Problem:
Search the data below for the string "style". Extract every line that contains it.

Supplied data:
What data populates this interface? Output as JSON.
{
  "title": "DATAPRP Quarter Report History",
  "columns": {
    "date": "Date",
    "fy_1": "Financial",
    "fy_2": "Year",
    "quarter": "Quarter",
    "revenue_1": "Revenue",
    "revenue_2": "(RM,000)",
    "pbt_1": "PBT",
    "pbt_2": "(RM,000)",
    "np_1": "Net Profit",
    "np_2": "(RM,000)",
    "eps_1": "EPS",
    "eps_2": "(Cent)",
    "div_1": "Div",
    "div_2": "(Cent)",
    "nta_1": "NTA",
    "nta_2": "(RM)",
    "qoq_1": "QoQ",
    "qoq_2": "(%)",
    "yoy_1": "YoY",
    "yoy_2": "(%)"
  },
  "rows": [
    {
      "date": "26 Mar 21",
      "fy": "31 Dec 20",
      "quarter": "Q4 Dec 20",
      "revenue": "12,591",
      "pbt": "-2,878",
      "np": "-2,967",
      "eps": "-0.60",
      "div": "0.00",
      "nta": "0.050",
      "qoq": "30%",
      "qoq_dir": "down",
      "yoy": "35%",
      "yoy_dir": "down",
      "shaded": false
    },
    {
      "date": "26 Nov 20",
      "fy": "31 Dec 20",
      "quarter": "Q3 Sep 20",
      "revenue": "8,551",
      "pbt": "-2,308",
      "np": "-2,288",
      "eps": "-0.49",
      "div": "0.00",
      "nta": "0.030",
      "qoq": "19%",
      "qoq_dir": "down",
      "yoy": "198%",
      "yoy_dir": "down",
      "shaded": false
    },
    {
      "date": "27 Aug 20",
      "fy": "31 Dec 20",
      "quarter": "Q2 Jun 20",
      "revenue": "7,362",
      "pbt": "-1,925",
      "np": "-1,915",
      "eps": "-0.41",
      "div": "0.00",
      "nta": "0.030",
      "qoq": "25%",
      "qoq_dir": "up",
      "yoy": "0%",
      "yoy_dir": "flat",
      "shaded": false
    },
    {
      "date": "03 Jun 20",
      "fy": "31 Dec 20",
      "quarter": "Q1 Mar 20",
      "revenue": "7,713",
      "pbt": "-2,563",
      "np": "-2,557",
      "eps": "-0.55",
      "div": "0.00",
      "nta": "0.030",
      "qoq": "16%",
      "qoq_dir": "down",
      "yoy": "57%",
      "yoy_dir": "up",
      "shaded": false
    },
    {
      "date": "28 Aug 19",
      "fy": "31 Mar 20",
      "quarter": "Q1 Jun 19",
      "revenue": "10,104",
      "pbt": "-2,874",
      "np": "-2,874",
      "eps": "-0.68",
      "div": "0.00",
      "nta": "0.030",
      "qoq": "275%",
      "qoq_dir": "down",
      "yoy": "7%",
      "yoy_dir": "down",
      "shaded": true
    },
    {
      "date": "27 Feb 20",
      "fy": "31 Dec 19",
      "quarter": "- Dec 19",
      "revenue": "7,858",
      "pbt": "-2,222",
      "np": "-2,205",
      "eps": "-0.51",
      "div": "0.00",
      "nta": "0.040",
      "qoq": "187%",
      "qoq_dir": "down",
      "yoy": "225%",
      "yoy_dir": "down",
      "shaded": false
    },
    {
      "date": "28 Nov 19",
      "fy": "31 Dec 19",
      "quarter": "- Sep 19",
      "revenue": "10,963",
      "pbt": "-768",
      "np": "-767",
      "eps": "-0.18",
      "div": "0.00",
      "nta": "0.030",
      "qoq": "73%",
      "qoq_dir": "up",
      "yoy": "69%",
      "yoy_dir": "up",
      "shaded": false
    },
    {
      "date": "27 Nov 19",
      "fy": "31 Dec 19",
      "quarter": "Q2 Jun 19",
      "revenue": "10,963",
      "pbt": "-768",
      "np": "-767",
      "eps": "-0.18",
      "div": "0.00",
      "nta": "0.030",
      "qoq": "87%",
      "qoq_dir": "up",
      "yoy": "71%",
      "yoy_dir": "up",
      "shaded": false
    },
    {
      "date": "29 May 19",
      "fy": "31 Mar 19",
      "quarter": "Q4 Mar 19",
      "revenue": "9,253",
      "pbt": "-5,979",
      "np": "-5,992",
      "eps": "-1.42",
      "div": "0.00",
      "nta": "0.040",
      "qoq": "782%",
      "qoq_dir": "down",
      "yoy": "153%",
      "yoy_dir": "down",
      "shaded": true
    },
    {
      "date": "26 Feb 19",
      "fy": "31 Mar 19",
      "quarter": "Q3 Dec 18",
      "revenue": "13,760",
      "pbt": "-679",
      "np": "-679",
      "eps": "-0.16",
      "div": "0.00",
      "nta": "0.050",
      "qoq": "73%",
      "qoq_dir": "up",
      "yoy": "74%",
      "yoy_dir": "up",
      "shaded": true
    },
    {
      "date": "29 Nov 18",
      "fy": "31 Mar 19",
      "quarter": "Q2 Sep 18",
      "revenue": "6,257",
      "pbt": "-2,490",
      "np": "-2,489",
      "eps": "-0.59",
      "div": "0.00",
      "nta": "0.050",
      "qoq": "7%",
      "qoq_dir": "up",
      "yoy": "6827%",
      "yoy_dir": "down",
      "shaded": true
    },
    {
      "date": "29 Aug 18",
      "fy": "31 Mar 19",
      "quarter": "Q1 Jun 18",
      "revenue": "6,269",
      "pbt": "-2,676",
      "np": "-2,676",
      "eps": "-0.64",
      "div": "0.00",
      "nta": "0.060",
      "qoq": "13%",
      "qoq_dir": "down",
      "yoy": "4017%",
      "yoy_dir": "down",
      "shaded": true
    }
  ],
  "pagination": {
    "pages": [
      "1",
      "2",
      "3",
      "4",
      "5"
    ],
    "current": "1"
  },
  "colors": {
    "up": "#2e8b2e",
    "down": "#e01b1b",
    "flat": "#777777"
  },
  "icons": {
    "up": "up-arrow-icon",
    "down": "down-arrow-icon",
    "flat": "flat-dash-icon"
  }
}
---
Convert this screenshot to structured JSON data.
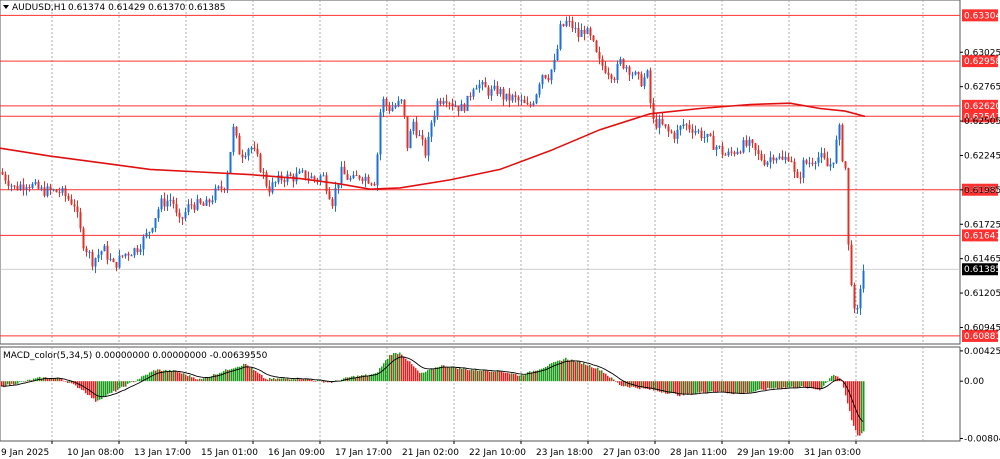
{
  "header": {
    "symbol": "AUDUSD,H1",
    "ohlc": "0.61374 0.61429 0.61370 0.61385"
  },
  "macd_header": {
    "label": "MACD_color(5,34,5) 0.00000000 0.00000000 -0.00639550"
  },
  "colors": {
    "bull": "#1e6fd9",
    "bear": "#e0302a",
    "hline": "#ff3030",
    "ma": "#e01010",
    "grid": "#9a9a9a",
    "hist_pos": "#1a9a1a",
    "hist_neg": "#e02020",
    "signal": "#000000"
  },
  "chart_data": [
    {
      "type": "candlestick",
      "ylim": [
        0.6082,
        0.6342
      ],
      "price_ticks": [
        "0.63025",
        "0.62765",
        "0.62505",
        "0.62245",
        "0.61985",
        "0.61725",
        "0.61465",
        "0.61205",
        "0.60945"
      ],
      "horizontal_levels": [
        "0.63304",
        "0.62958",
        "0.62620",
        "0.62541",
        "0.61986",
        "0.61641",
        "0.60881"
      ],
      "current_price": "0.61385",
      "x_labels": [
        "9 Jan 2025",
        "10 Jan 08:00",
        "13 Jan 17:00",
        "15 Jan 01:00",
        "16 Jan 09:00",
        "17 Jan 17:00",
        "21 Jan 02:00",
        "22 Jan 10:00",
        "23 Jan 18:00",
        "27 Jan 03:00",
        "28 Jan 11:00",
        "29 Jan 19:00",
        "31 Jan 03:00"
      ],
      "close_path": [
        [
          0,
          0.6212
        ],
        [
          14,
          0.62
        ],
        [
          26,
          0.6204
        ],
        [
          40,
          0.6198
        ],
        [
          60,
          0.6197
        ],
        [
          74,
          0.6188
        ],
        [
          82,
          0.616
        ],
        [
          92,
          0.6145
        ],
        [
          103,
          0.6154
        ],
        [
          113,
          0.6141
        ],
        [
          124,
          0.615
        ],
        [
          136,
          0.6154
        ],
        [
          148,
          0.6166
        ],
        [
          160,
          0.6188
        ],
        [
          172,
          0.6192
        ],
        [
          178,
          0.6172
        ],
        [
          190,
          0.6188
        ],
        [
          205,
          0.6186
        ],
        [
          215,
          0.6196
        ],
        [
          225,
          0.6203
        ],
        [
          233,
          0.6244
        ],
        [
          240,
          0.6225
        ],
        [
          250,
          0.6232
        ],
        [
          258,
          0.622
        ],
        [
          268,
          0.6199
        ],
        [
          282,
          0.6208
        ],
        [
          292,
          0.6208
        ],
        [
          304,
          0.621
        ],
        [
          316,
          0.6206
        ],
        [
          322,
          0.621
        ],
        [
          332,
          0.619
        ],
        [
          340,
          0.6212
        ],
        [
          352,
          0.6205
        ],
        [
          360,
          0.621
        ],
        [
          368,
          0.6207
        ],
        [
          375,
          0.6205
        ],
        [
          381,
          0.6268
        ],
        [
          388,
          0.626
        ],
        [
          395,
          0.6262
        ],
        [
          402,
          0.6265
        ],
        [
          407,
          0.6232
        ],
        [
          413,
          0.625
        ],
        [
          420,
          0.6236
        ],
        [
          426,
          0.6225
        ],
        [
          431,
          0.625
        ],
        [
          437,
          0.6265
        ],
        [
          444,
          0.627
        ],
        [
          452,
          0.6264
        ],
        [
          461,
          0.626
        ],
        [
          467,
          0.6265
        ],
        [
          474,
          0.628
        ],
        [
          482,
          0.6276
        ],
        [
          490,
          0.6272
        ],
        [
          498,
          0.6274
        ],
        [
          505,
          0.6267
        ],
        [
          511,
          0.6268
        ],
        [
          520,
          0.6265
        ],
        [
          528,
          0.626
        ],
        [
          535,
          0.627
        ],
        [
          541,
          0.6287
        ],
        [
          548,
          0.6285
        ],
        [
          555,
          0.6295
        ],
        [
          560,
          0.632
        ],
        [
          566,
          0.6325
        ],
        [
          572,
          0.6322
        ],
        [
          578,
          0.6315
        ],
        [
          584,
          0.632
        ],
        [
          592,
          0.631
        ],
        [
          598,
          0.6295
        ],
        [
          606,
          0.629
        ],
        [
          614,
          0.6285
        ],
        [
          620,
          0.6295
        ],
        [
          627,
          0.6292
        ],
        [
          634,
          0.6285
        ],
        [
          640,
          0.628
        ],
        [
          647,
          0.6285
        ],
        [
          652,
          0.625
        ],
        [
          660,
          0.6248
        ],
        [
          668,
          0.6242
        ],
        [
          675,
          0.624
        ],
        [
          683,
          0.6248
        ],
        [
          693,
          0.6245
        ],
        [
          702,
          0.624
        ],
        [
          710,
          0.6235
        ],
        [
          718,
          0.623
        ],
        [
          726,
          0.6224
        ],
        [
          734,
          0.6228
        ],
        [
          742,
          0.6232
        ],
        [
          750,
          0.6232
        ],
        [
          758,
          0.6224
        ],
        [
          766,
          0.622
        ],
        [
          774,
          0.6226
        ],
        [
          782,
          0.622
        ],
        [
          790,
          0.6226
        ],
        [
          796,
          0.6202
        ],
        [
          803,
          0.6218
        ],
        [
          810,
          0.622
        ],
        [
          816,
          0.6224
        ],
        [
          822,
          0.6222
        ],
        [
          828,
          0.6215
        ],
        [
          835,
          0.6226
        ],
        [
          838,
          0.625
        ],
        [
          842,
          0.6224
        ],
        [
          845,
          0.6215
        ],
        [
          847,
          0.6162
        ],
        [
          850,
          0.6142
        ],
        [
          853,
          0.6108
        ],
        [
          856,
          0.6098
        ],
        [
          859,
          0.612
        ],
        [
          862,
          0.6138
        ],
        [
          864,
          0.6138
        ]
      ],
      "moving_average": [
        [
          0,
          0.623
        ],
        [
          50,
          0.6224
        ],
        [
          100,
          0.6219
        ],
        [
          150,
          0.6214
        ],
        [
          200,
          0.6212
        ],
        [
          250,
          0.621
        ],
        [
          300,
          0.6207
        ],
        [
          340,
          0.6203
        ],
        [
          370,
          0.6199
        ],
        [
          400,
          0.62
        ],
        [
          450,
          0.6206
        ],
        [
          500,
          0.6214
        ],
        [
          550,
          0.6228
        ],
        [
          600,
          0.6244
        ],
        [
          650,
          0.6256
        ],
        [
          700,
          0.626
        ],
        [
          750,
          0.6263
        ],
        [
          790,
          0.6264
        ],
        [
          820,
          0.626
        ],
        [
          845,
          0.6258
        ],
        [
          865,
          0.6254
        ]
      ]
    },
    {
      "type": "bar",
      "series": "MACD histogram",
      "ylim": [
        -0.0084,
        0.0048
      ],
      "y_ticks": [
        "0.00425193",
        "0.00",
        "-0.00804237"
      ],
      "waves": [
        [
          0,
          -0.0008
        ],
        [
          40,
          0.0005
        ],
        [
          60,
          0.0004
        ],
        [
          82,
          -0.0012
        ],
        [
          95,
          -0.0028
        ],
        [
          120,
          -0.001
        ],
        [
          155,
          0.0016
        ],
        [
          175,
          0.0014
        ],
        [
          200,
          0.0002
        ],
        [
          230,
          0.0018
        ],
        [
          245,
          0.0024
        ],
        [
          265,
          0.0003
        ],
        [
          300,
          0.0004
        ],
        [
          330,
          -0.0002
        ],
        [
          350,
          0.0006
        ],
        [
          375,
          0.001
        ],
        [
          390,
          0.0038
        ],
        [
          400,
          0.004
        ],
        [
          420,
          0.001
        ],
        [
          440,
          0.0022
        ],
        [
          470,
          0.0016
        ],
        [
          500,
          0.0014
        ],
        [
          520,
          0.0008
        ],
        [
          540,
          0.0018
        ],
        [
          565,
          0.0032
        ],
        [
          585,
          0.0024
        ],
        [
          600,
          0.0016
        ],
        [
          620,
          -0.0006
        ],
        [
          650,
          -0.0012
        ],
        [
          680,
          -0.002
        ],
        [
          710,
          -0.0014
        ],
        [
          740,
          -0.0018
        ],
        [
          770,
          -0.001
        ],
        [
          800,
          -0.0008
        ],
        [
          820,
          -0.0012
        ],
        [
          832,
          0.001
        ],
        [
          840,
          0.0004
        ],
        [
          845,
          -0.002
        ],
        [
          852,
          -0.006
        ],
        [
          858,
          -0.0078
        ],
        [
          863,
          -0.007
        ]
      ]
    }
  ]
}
...
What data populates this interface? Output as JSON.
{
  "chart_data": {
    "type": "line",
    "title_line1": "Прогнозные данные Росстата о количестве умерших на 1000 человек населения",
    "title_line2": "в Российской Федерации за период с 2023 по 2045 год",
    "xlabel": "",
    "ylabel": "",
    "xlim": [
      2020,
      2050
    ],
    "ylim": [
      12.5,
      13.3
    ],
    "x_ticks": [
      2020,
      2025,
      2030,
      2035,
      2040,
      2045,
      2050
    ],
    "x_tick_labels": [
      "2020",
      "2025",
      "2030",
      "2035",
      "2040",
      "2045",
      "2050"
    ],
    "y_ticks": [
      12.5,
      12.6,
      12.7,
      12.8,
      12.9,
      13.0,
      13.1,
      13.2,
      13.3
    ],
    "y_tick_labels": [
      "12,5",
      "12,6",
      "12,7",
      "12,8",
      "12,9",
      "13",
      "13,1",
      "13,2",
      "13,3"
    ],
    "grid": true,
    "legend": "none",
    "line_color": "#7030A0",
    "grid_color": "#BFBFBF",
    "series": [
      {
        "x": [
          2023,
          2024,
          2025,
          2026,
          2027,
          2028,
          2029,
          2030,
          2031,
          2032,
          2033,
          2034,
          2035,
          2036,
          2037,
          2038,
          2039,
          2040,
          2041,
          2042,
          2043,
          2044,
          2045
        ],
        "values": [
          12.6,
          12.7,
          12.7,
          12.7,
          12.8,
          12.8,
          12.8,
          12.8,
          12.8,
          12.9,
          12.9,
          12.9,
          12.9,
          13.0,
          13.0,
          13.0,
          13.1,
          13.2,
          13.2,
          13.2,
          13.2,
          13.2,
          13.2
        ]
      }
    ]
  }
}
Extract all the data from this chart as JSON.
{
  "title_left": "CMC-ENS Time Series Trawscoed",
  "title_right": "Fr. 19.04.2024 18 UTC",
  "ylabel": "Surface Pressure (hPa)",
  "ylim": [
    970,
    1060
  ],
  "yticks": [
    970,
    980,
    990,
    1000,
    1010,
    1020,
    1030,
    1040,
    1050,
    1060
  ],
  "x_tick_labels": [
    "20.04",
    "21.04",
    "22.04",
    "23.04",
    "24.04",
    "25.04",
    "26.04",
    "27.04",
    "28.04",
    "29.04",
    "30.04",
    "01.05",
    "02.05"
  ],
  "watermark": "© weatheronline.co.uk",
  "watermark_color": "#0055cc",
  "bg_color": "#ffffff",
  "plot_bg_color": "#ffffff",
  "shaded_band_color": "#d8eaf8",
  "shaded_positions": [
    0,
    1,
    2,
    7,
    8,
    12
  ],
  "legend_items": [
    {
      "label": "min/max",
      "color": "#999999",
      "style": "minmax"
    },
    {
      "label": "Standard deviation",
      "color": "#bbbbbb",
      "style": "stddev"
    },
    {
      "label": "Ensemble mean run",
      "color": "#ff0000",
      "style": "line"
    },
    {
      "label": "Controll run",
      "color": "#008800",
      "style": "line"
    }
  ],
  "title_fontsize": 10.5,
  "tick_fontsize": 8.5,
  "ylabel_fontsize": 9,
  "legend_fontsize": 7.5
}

Expected output:
      "style": "minmax"
      "style": "stddev"
      "style": "line"
      "style": "line"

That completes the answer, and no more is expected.